# [Task requirements]
Compute the number of lines that include the string "ELEVATOR", then output that number and nothing else.

# [Data for this task]
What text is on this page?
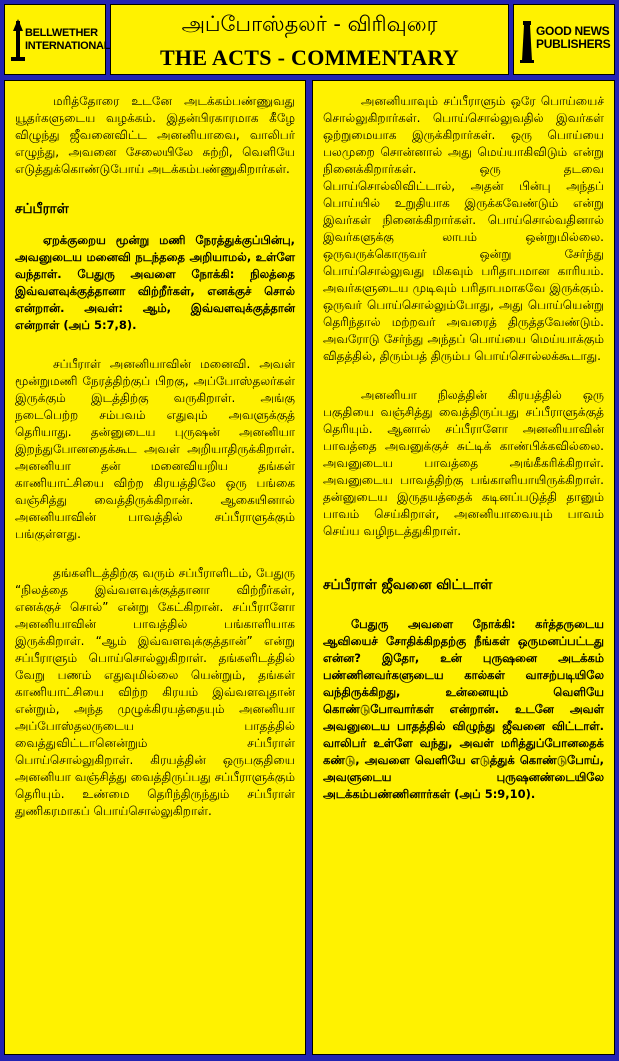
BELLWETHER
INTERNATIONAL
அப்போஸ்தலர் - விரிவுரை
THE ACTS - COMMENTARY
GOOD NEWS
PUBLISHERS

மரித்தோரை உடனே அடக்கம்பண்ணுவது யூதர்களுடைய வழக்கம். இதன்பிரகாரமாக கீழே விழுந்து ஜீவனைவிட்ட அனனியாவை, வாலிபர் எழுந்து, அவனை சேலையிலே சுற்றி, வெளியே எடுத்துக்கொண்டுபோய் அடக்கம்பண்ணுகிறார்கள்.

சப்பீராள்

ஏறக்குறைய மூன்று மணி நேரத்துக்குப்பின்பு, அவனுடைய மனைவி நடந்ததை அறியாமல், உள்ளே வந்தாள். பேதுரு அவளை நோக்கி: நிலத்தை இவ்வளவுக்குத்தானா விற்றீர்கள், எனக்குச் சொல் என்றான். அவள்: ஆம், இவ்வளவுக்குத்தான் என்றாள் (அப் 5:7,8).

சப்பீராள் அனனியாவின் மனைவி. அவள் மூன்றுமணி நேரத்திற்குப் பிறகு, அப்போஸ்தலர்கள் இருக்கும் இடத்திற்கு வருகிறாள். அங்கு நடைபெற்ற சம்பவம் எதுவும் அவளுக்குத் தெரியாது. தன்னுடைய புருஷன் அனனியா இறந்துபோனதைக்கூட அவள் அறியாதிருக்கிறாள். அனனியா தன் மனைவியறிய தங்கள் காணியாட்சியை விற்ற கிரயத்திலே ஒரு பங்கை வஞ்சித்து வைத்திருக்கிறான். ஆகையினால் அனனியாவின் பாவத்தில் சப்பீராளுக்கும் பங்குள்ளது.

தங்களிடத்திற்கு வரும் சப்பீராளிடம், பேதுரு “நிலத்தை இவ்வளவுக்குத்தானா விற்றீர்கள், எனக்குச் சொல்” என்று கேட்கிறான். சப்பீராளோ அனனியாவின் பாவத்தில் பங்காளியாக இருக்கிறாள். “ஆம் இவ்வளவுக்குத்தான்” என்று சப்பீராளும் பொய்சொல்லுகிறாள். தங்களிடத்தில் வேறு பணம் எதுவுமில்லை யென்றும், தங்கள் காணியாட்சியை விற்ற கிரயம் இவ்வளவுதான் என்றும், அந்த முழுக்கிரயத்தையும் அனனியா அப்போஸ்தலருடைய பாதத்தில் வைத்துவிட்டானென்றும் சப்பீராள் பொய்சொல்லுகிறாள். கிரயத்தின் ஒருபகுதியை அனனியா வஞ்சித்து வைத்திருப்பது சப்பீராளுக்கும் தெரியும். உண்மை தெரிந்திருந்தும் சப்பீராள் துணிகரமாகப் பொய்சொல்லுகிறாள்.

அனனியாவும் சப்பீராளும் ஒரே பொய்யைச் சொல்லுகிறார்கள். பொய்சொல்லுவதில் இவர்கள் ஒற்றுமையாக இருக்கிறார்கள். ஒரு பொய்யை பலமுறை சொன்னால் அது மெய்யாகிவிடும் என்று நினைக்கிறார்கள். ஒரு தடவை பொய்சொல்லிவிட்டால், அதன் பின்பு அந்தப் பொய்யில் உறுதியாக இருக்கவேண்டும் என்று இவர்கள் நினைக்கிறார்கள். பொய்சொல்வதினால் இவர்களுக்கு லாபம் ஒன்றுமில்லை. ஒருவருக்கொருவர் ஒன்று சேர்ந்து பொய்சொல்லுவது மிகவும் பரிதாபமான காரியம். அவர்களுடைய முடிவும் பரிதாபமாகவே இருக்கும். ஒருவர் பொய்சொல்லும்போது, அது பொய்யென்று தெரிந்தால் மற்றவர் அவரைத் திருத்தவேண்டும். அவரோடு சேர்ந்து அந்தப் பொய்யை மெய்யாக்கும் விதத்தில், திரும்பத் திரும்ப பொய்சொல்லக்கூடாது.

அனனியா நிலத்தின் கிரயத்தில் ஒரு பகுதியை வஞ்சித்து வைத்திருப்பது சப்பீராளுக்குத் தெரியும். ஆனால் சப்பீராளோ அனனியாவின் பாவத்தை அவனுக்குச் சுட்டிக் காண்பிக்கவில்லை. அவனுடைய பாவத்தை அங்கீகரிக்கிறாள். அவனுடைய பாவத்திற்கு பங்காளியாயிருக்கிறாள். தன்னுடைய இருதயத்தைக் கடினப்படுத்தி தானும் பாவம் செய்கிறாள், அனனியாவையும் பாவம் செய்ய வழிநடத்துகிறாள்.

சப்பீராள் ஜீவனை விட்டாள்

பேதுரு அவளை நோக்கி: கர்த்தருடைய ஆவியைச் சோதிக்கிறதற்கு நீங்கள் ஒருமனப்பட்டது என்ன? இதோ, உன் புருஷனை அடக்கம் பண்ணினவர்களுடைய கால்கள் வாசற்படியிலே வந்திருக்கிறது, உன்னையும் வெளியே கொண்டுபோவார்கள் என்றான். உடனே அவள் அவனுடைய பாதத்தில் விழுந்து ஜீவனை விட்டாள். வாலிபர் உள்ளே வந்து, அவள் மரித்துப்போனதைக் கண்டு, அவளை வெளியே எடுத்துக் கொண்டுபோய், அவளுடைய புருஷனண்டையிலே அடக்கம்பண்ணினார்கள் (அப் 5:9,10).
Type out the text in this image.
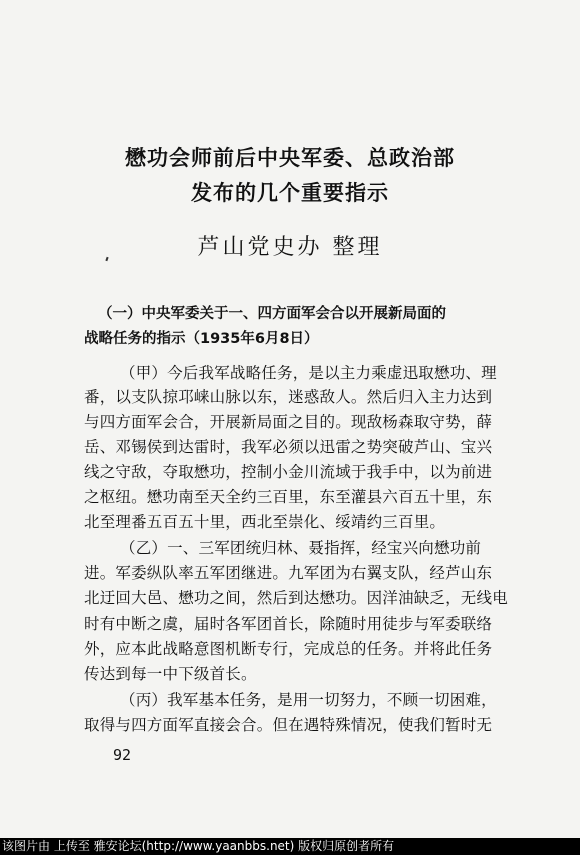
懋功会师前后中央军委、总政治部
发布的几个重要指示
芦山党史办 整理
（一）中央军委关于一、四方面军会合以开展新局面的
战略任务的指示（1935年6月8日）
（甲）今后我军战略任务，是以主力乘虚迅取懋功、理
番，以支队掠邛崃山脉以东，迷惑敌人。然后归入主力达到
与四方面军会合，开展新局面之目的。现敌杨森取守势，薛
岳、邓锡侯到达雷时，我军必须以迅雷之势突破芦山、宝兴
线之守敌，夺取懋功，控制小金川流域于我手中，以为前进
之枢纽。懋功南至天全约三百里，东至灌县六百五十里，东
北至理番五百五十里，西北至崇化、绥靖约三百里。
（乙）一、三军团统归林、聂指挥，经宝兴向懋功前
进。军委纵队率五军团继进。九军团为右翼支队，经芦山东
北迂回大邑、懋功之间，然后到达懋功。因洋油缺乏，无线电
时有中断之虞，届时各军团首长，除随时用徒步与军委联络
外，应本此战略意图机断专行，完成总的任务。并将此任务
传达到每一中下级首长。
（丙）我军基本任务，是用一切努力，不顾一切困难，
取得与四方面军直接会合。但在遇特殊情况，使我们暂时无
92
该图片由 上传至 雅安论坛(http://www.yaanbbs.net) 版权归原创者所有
==
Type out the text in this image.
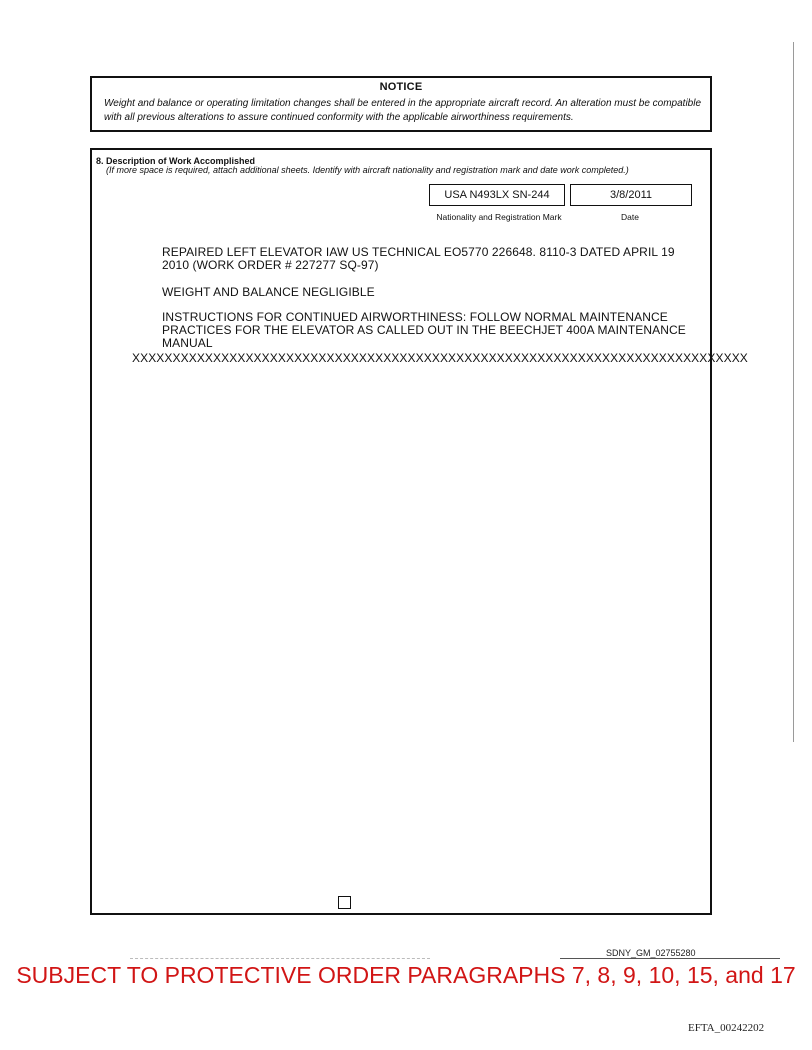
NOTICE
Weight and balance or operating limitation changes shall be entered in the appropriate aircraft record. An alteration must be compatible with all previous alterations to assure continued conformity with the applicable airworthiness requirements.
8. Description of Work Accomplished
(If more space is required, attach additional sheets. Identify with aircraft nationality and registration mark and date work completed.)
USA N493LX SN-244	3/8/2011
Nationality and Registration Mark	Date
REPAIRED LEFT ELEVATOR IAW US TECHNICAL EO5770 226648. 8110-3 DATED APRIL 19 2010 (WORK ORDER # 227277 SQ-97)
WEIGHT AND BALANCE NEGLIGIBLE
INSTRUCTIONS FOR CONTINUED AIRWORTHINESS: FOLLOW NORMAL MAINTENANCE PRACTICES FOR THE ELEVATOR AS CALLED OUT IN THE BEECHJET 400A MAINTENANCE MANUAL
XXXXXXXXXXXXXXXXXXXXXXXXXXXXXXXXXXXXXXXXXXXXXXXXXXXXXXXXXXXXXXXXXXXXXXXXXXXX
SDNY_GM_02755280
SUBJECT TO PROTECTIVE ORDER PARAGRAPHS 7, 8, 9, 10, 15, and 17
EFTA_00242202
==
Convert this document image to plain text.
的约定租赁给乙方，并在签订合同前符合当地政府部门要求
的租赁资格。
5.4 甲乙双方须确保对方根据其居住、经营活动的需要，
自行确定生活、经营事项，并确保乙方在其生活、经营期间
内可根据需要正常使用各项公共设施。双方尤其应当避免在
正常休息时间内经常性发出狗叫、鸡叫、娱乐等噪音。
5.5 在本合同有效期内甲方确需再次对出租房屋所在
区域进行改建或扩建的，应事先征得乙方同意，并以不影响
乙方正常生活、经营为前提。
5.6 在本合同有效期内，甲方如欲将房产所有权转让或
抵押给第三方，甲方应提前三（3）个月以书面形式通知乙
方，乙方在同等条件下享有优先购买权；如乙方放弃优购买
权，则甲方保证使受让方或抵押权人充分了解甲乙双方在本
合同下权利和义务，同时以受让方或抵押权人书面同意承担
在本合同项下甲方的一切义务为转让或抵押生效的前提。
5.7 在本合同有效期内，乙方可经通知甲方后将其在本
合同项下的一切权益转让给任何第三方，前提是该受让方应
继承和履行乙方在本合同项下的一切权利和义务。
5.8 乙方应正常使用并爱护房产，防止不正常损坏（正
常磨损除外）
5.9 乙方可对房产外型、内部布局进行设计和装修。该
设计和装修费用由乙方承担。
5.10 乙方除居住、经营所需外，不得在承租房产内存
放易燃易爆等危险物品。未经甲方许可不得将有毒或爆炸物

# [Result of the exercise]
2